Without altering anything, repeat each of the records.

= = = =

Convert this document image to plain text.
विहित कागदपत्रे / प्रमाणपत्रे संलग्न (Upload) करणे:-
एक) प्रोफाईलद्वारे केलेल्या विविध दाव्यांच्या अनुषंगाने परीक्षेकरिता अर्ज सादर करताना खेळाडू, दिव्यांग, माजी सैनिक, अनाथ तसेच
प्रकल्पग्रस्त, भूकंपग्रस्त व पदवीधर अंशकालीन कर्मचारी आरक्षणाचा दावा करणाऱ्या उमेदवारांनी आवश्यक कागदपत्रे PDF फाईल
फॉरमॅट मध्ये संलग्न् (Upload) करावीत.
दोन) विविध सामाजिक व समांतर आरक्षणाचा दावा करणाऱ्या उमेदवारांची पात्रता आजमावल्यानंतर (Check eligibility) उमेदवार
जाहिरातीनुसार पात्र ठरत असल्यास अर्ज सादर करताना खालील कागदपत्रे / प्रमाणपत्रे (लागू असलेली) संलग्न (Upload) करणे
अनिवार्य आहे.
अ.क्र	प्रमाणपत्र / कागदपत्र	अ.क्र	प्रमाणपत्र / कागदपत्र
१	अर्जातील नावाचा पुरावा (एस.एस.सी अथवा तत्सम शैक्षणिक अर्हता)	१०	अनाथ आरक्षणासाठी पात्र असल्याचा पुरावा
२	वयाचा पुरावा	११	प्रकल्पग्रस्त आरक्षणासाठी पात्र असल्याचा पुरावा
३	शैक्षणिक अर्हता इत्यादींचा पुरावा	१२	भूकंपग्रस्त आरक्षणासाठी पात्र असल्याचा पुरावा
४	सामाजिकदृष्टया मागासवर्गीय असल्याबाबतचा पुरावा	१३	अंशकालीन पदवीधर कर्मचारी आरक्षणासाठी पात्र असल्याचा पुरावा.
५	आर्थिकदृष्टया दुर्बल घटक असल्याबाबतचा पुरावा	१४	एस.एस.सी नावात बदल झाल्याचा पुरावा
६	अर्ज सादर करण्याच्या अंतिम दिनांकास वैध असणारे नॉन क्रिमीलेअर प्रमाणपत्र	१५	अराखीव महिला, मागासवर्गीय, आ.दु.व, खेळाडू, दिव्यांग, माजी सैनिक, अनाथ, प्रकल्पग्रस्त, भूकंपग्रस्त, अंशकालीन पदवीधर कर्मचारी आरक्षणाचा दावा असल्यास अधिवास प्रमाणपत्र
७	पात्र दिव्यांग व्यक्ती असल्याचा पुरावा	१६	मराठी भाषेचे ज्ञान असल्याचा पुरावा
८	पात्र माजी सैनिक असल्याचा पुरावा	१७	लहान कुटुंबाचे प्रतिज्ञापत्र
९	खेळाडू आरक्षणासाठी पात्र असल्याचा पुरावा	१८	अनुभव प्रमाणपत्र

= = = =

### Written response
Convert this document image to plain text.
विहित कागदपत्रे / प्रमाणपत्रे संलग्न (Upload) करणे:-
एक) प्रोफाईलद्वारे केलेल्या विविध दाव्यांच्या अनुषंगाने परीक्षेकरिता अर्ज सादर करताना खेळाडू, दिव्यांग, माजी सैनिक, अनाथ तसेच
प्रकल्पग्रस्त, भूकंपग्रस्त व पदवीधर अंशकालीन कर्मचारी आरक्षणाचा दावा करणाऱ्या उमेदवारांनी आवश्यक कागदपत्रे PDF फाईल
फॉरमॅट मध्ये संलग्न् (Upload) करावीत.
दोन) विविध सामाजिक व समांतर आरक्षणाचा दावा करणाऱ्या उमेदवारांची पात्रता आजमावल्यानंतर (Check eligibility) उमेदवार
जाहिरातीनुसार पात्र ठरत असल्यास अर्ज सादर करताना खालील कागदपत्रे / प्रमाणपत्रे (लागू असलेली) संलग्न (Upload) करणे
अनिवार्य आहे.
अ.क्र	प्रमाणपत्र / कागदपत्र	अ.क्र	प्रमाणपत्र / कागदपत्र
१	अर्जातील नावाचा पुरावा (एस.एस.सी अथवा तत्सम शैक्षणिक अर्हता)	१०	अनाथ आरक्षणासाठी पात्र असल्याचा पुरावा
२	वयाचा पुरावा	११	प्रकल्पग्रस्त आरक्षणासाठी पात्र असल्याचा पुरावा
३	शैक्षणिक अर्हता इत्यादींचा पुरावा	१२	भूकंपग्रस्त आरक्षणासाठी पात्र असल्याचा पुरावा
४	सामाजिकदृष्टया मागासवर्गीय असल्याबाबतचा पुरावा	१३	अंशकालीन पदवीधर कर्मचारी आरक्षणासाठी पात्र असल्याचा पुरावा.
५	आर्थिकदृष्टया दुर्बल घटक असल्याबाबतचा पुरावा	१४	एस.एस.सी नावात बदल झाल्याचा पुरावा
६	अर्ज सादर करण्याच्या अंतिम दिनांकास वैध असणारे नॉन क्रिमीलेअर प्रमाणपत्र	१५	अराखीव महिला, मागासवर्गीय, आ.दु.व, खेळाडू, दिव्यांग, माजी सैनिक, अनाथ, प्रकल्पग्रस्त, भूकंपग्रस्त, अंशकालीन पदवीधर कर्मचारी आरक्षणाचा दावा असल्यास अधिवास प्रमाणपत्र
७	पात्र दिव्यांग व्यक्ती असल्याचा पुरावा	१६	मराठी भाषेचे ज्ञान असल्याचा पुरावा
८	पात्र माजी सैनिक असल्याचा पुरावा	१७	लहान कुटुंबाचे प्रतिज्ञापत्र
९	खेळाडू आरक्षणासाठी पात्र असल्याचा पुरावा	१८	अनुभव प्रमाणपत्र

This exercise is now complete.